*RECORDED INFORMATION*.
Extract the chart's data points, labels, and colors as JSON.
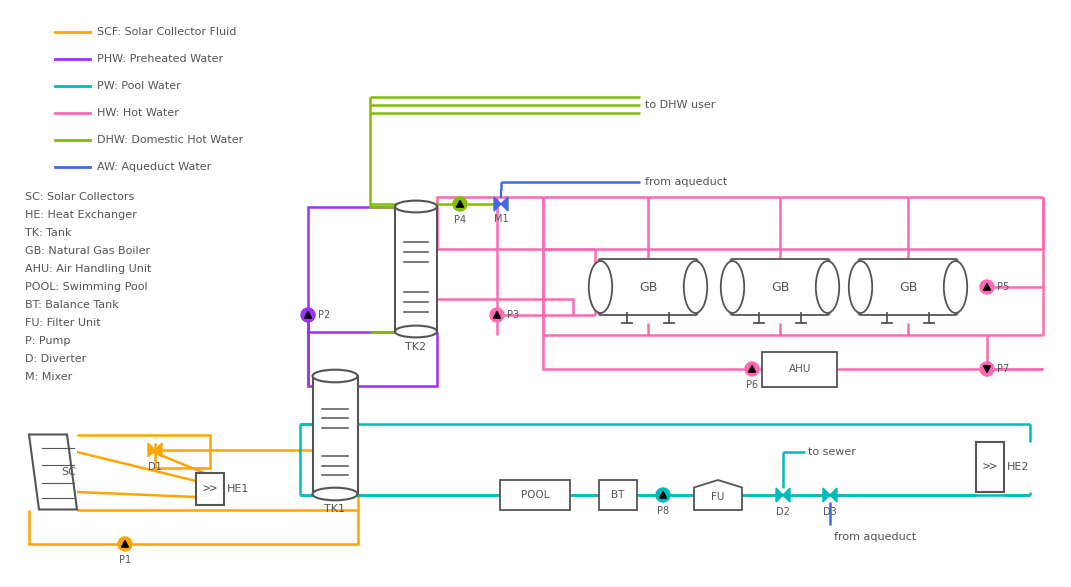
{
  "colors": {
    "SCF": "#FFA500",
    "PHW": "#9B30FF",
    "PW": "#00BBBB",
    "HW": "#FF69B4",
    "DHW": "#7FBF00",
    "AW": "#4169E1",
    "EQ": "#555555",
    "text": "#555555",
    "bg": "#FFFFFF"
  },
  "legend_lines": [
    {
      "color": "#FFA500",
      "label": "SCF: Solar Collector Fluid"
    },
    {
      "color": "#9B30FF",
      "label": "PHW: Preheated Water"
    },
    {
      "color": "#00BBBB",
      "label": "PW: Pool Water"
    },
    {
      "color": "#FF69B4",
      "label": "HW: Hot Water"
    },
    {
      "color": "#7FBF00",
      "label": "DHW: Domestic Hot Water"
    },
    {
      "color": "#4169E1",
      "label": "AW: Aqueduct Water"
    }
  ],
  "legend_text": [
    "SC: Solar Collectors",
    "HE: Heat Exchanger",
    "TK: Tank",
    "GB: Natural Gas Boiler",
    "AHU: Air Handling Unit",
    "POOL: Swimming Pool",
    "BT: Balance Tank",
    "FU: Filter Unit",
    "P: Pump",
    "D: Diverter",
    "M: Mixer"
  ]
}
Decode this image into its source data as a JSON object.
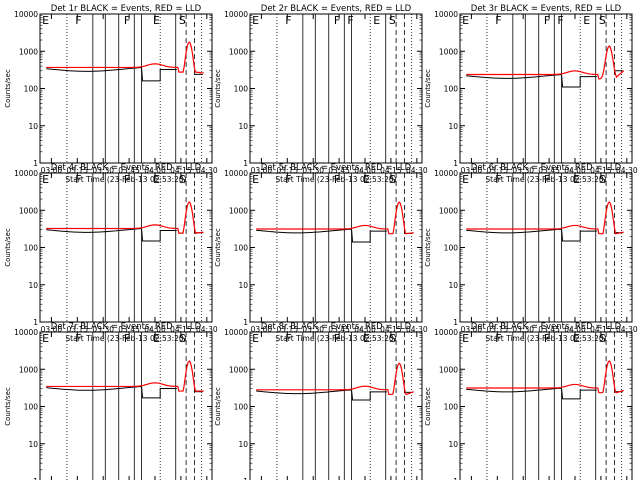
{
  "figure": {
    "panels": [
      {
        "title": "Det 1r BLACK = Events, RED = LLD",
        "events_level": 340,
        "events_dip_level": 160,
        "events_has_dip": true,
        "red_bump_peak": 1600,
        "red_end": 260,
        "black_end": 240,
        "markers": [
          "E",
          "F",
          "F",
          "E",
          "S"
        ]
      },
      {
        "title": "Det 2r BLACK = Events, RED = LLD",
        "events_level": 0,
        "events_dip_level": 0,
        "events_has_dip": false,
        "red_bump_peak": 0,
        "red_end": 0,
        "black_end": 0,
        "markers": [
          "E",
          "F",
          "F",
          "F",
          "E",
          "S"
        ]
      },
      {
        "title": "Det 3r BLACK = Events, RED = LLD",
        "events_level": 220,
        "events_dip_level": 110,
        "events_has_dip": true,
        "red_bump_peak": 1200,
        "red_end": 300,
        "black_end": 300,
        "markers": [
          "E",
          "F",
          "F",
          "F",
          "E",
          "S"
        ]
      },
      {
        "title": "Det 4r BLACK = Events, RED = LLD",
        "events_level": 300,
        "events_dip_level": 150,
        "events_has_dip": true,
        "red_bump_peak": 1500,
        "red_end": 260,
        "black_end": 250,
        "markers": [
          "E",
          "F",
          "F",
          "E",
          "S"
        ]
      },
      {
        "title": "Det 5r BLACK = Events, RED = LLD",
        "events_level": 290,
        "events_dip_level": 140,
        "events_has_dip": true,
        "red_bump_peak": 1500,
        "red_end": 250,
        "black_end": 240,
        "markers": [
          "E",
          "F",
          "F",
          "E",
          "S"
        ]
      },
      {
        "title": "Det 6r BLACK = Events, RED = LLD",
        "events_level": 290,
        "events_dip_level": 150,
        "events_has_dip": true,
        "red_bump_peak": 1500,
        "red_end": 260,
        "black_end": 250,
        "markers": [
          "E",
          "F",
          "F",
          "E",
          "S"
        ]
      },
      {
        "title": "Det 7r BLACK = Events, RED = LLD",
        "events_level": 320,
        "events_dip_level": 170,
        "events_has_dip": true,
        "red_bump_peak": 1500,
        "red_end": 260,
        "black_end": 250,
        "markers": [
          "E",
          "F",
          "F",
          "E",
          "S"
        ]
      },
      {
        "title": "Det 8r BLACK = Events, RED = LLD",
        "events_level": 260,
        "events_dip_level": 150,
        "events_has_dip": true,
        "red_bump_peak": 1300,
        "red_end": 250,
        "black_end": 240,
        "markers": [
          "E",
          "F",
          "F",
          "E",
          "S"
        ]
      },
      {
        "title": "Det 9r BLACK = Events, RED = LLD",
        "events_level": 290,
        "events_dip_level": 160,
        "events_has_dip": true,
        "red_bump_peak": 1500,
        "red_end": 270,
        "black_end": 250,
        "markers": [
          "E",
          "F",
          "F",
          "E",
          "S"
        ]
      }
    ]
  },
  "chart_data": {
    "type": "line",
    "ylabel": "Counts/sec",
    "xlabel": "Start Time (23-Feb-13 02:53:20)",
    "yscale": "log",
    "ylim": [
      1,
      10000
    ],
    "y_ticks": [
      "1",
      "10",
      "100",
      "1000",
      "10000"
    ],
    "x_ticks": [
      "03:00",
      "03:15",
      "03:30",
      "03:45",
      "04:00",
      "04:15",
      "04:30"
    ],
    "series_colors": {
      "events": "#000000",
      "lld": "#ff0000"
    },
    "legend": "none",
    "grid": false
  }
}
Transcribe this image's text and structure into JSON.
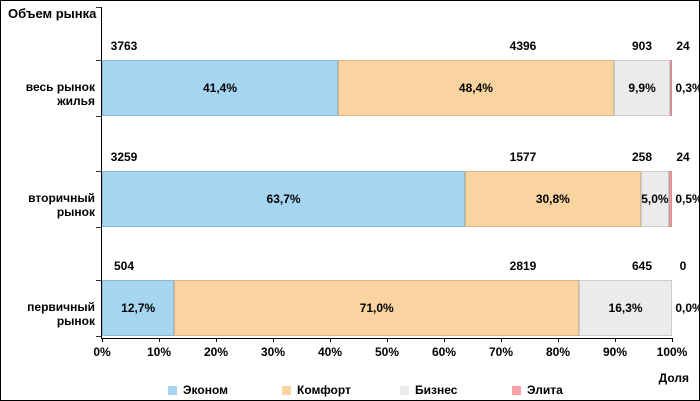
{
  "title": "Объем рынка",
  "x_axis_note": "Доля",
  "x_ticks": [
    "0%",
    "10%",
    "20%",
    "30%",
    "40%",
    "50%",
    "60%",
    "70%",
    "80%",
    "90%",
    "100%"
  ],
  "chart_data": {
    "type": "bar",
    "orientation": "horizontal",
    "stacked": true,
    "title": "Объем рынка",
    "xlabel": "Доля",
    "xlim": [
      0,
      100
    ],
    "grid": false,
    "legend_position": "bottom",
    "categories": [
      "весь рынок жилья",
      "вторичный рынок",
      "первичный рынок"
    ],
    "series": [
      {
        "name": "Эконом",
        "key": "economy",
        "color": "#A5D5F0",
        "values": [
          "3763",
          "3259",
          "504"
        ],
        "shares_pct": [
          41.4,
          63.7,
          12.7
        ],
        "share_labels": [
          "41,4%",
          "63,7%",
          "12,7%"
        ]
      },
      {
        "name": "Комфорт",
        "key": "comfort",
        "color": "#FAD4A0",
        "values": [
          "4396",
          "1577",
          "2819"
        ],
        "shares_pct": [
          48.4,
          30.8,
          71.0
        ],
        "share_labels": [
          "48,4%",
          "30,8%",
          "71,0%"
        ]
      },
      {
        "name": "Бизнес",
        "key": "business",
        "color": "#EBEBEB",
        "values": [
          "903",
          "258",
          "645"
        ],
        "shares_pct": [
          9.9,
          5.0,
          16.3
        ],
        "share_labels": [
          "9,9%",
          "5,0%",
          "16,3%"
        ]
      },
      {
        "name": "Элита",
        "key": "elite",
        "color": "#F5A3A8",
        "values": [
          "24",
          "24",
          "0"
        ],
        "shares_pct": [
          0.3,
          0.5,
          0.0
        ],
        "share_labels": [
          "0,3%",
          "0,5%",
          "0,0%"
        ]
      }
    ]
  }
}
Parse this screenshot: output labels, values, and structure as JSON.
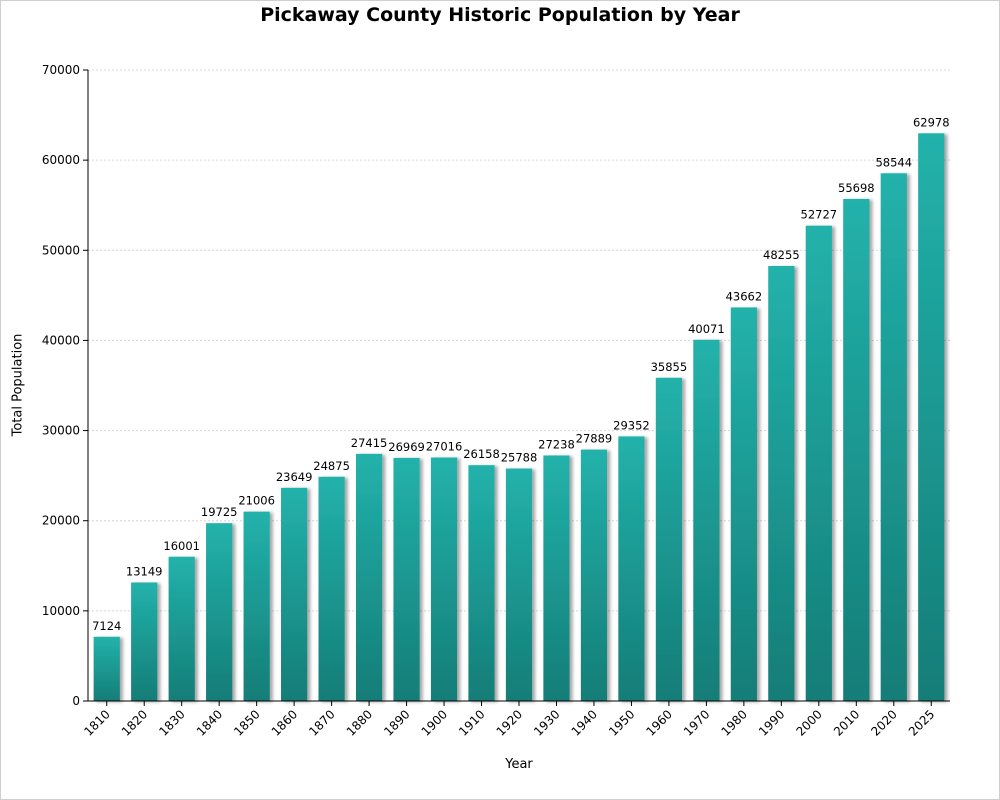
{
  "chart_data": {
    "type": "bar",
    "title": "Pickaway County Historic Population by Year",
    "xlabel": "Year",
    "ylabel": "Total Population",
    "categories": [
      "1810",
      "1820",
      "1830",
      "1840",
      "1850",
      "1860",
      "1870",
      "1880",
      "1890",
      "1900",
      "1910",
      "1920",
      "1930",
      "1940",
      "1950",
      "1960",
      "1970",
      "1980",
      "1990",
      "2000",
      "2010",
      "2020",
      "2025"
    ],
    "values": [
      7124,
      13149,
      16001,
      19725,
      21006,
      23649,
      24875,
      27415,
      26969,
      27016,
      26158,
      25788,
      27238,
      27889,
      29352,
      35855,
      40071,
      43662,
      48255,
      52727,
      55698,
      58544,
      62978
    ],
    "ylim": [
      0,
      70000
    ],
    "yticks": [
      0,
      10000,
      20000,
      30000,
      40000,
      50000,
      60000,
      70000
    ],
    "grid": true,
    "data_labels": true,
    "colors": {
      "bar_top": "#22b2ab",
      "bar_bottom": "#157d77",
      "grid": "#d6d6d6",
      "axis": "#000000"
    }
  }
}
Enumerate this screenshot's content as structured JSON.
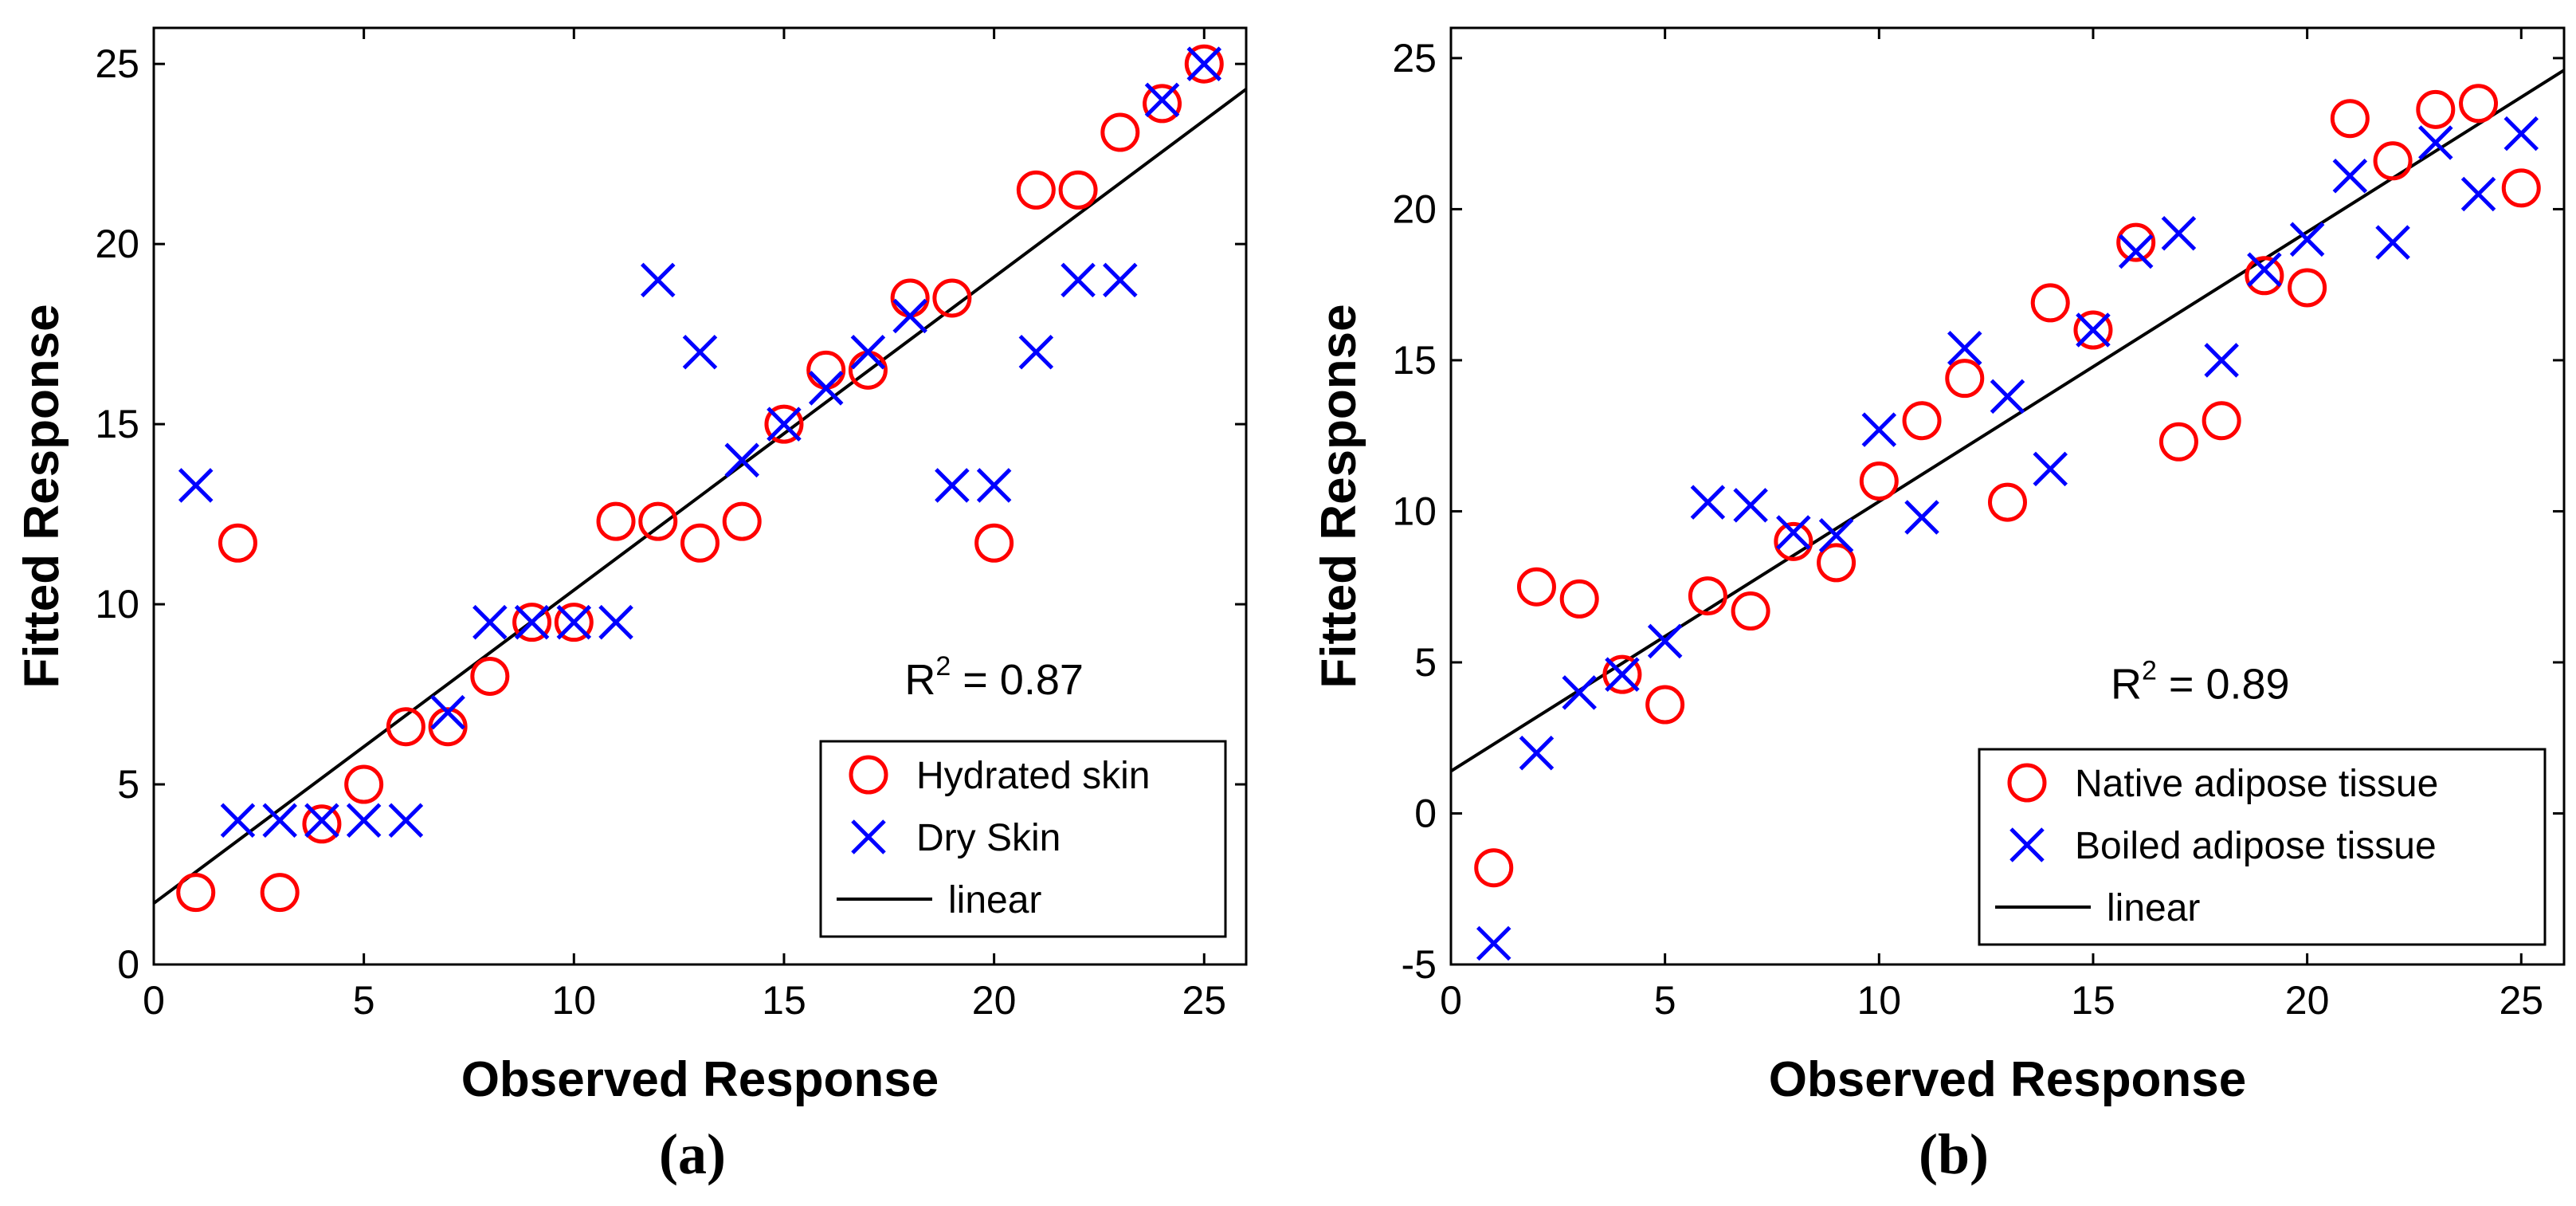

*WHAT TO WORK ON*.
Reproduce every line above as written, skipping pictures.

*RESPONSE TO THE TASK*.
Extract the chart's data points, labels, and colors as JSON.
{
  "colors": {
    "SCF": "#FFA500",
    "PHW": "#9B30FF",
    "PW": "#00BBBB",
    "HW": "#FF69B4",
    "DHW": "#7FBF00",
    "AW": "#4169E1",
    "EQ": "#555555",
    "text": "#555555",
    "bg": "#FFFFFF"
  },
  "legend_lines": [
    {
      "color": "#FFA500",
      "label": "SCF: Solar Collector Fluid"
    },
    {
      "color": "#9B30FF",
      "label": "PHW: Preheated Water"
    },
    {
      "color": "#00BBBB",
      "label": "PW: Pool Water"
    },
    {
      "color": "#FF69B4",
      "label": "HW: Hot Water"
    },
    {
      "color": "#7FBF00",
      "label": "DHW: Domestic Hot Water"
    },
    {
      "color": "#4169E1",
      "label": "AW: Aqueduct Water"
    }
  ],
  "legend_text": [
    "SC: Solar Collectors",
    "HE: Heat Exchanger",
    "TK: Tank",
    "GB: Natural Gas Boiler",
    "AHU: Air Handling Unit",
    "POOL: Swimming Pool",
    "BT: Balance Tank",
    "FU: Filter Unit",
    "P: Pump",
    "D: Diverter",
    "M: Mixer"
  ]
}
Decode this image into its source data as a JSON object.
{
  "figure": {
    "panels": [
      {
        "title": "Det 1r BLACK = Events, RED = LLD",
        "events_level": 340,
        "events_dip_level": 160,
        "events_has_dip": true,
        "red_bump_peak": 1600,
        "red_end": 260,
        "black_end": 240,
        "markers": [
          "E",
          "F",
          "F",
          "E",
          "S"
        ]
      },
      {
        "title": "Det 2r BLACK = Events, RED = LLD",
        "events_level": 0,
        "events_dip_level": 0,
        "events_has_dip": false,
        "red_bump_peak": 0,
        "red_end": 0,
        "black_end": 0,
        "markers": [
          "E",
          "F",
          "F",
          "F",
          "E",
          "S"
        ]
      },
      {
        "title": "Det 3r BLACK = Events, RED = LLD",
        "events_level": 220,
        "events_dip_level": 110,
        "events_has_dip": true,
        "red_bump_peak": 1200,
        "red_end": 300,
        "black_end": 300,
        "markers": [
          "E",
          "F",
          "F",
          "F",
          "E",
          "S"
        ]
      },
      {
        "title": "Det 4r BLACK = Events, RED = LLD",
        "events_level": 300,
        "events_dip_level": 150,
        "events_has_dip": true,
        "red_bump_peak": 1500,
        "red_end": 260,
        "black_end": 250,
        "markers": [
          "E",
          "F",
          "F",
          "E",
          "S"
        ]
      },
      {
        "title": "Det 5r BLACK = Events, RED = LLD",
        "events_level": 290,
        "events_dip_level": 140,
        "events_has_dip": true,
        "red_bump_peak": 1500,
        "red_end": 250,
        "black_end": 240,
        "markers": [
          "E",
          "F",
          "F",
          "E",
          "S"
        ]
      },
      {
        "title": "Det 6r BLACK = Events, RED = LLD",
        "events_level": 290,
        "events_dip_level": 150,
        "events_has_dip": true,
        "red_bump_peak": 1500,
        "red_end": 260,
        "black_end": 250,
        "markers": [
          "E",
          "F",
          "F",
          "E",
          "S"
        ]
      },
      {
        "title": "Det 7r BLACK = Events, RED = LLD",
        "events_level": 320,
        "events_dip_level": 170,
        "events_has_dip": true,
        "red_bump_peak": 1500,
        "red_end": 260,
        "black_end": 250,
        "markers": [
          "E",
          "F",
          "F",
          "E",
          "S"
        ]
      },
      {
        "title": "Det 8r BLACK = Events, RED = LLD",
        "events_level": 260,
        "events_dip_level": 150,
        "events_has_dip": true,
        "red_bump_peak": 1300,
        "red_end": 250,
        "black_end": 240,
        "markers": [
          "E",
          "F",
          "F",
          "E",
          "S"
        ]
      },
      {
        "title": "Det 9r BLACK = Events, RED = LLD",
        "events_level": 290,
        "events_dip_level": 160,
        "events_has_dip": true,
        "red_bump_peak": 1500,
        "red_end": 270,
        "black_end": 250,
        "markers": [
          "E",
          "F",
          "F",
          "E",
          "S"
        ]
      }
    ]
  },
  "chart_data": {
    "type": "line",
    "ylabel": "Counts/sec",
    "xlabel": "Start Time (23-Feb-13 02:53:20)",
    "yscale": "log",
    "ylim": [
      1,
      10000
    ],
    "y_ticks": [
      "1",
      "10",
      "100",
      "1000",
      "10000"
    ],
    "x_ticks": [
      "03:00",
      "03:15",
      "03:30",
      "03:45",
      "04:00",
      "04:15",
      "04:30"
    ],
    "series_colors": {
      "events": "#000000",
      "lld": "#ff0000"
    },
    "legend": "none",
    "grid": false
  }
}
Transcribe this image's text and structure into JSON.
{
  "title": "Объем рынка",
  "x_axis_note": "Доля",
  "x_ticks": [
    "0%",
    "10%",
    "20%",
    "30%",
    "40%",
    "50%",
    "60%",
    "70%",
    "80%",
    "90%",
    "100%"
  ],
  "chart_data": {
    "type": "bar",
    "orientation": "horizontal",
    "stacked": true,
    "title": "Объем рынка",
    "xlabel": "Доля",
    "xlim": [
      0,
      100
    ],
    "grid": false,
    "legend_position": "bottom",
    "categories": [
      "весь рынок жилья",
      "вторичный рынок",
      "первичный рынок"
    ],
    "series": [
      {
        "name": "Эконом",
        "key": "economy",
        "color": "#A5D5F0",
        "values": [
          "3763",
          "3259",
          "504"
        ],
        "shares_pct": [
          41.4,
          63.7,
          12.7
        ],
        "share_labels": [
          "41,4%",
          "63,7%",
          "12,7%"
        ]
      },
      {
        "name": "Комфорт",
        "key": "comfort",
        "color": "#FAD4A0",
        "values": [
          "4396",
          "1577",
          "2819"
        ],
        "shares_pct": [
          48.4,
          30.8,
          71.0
        ],
        "share_labels": [
          "48,4%",
          "30,8%",
          "71,0%"
        ]
      },
      {
        "name": "Бизнес",
        "key": "business",
        "color": "#EBEBEB",
        "values": [
          "903",
          "258",
          "645"
        ],
        "shares_pct": [
          9.9,
          5.0,
          16.3
        ],
        "share_labels": [
          "9,9%",
          "5,0%",
          "16,3%"
        ]
      },
      {
        "name": "Элита",
        "key": "elite",
        "color": "#F5A3A8",
        "values": [
          "24",
          "24",
          "0"
        ],
        "shares_pct": [
          0.3,
          0.5,
          0.0
        ],
        "share_labels": [
          "0,3%",
          "0,5%",
          "0,0%"
        ]
      }
    ]
  }
}
Parse this screenshot: output labels, values, and structure as JSON.
{
  "chart_data": {
    "type": "bar",
    "title": "Pickaway County Historic Population by Year",
    "xlabel": "Year",
    "ylabel": "Total Population",
    "categories": [
      "1810",
      "1820",
      "1830",
      "1840",
      "1850",
      "1860",
      "1870",
      "1880",
      "1890",
      "1900",
      "1910",
      "1920",
      "1930",
      "1940",
      "1950",
      "1960",
      "1970",
      "1980",
      "1990",
      "2000",
      "2010",
      "2020",
      "2025"
    ],
    "values": [
      7124,
      13149,
      16001,
      19725,
      21006,
      23649,
      24875,
      27415,
      26969,
      27016,
      26158,
      25788,
      27238,
      27889,
      29352,
      35855,
      40071,
      43662,
      48255,
      52727,
      55698,
      58544,
      62978
    ],
    "ylim": [
      0,
      70000
    ],
    "yticks": [
      0,
      10000,
      20000,
      30000,
      40000,
      50000,
      60000,
      70000
    ],
    "grid": true,
    "data_labels": true,
    "colors": {
      "bar_top": "#22b2ab",
      "bar_bottom": "#157d77",
      "grid": "#d6d6d6",
      "axis": "#000000"
    }
  }
}
Enumerate this screenshot's content as structured JSON.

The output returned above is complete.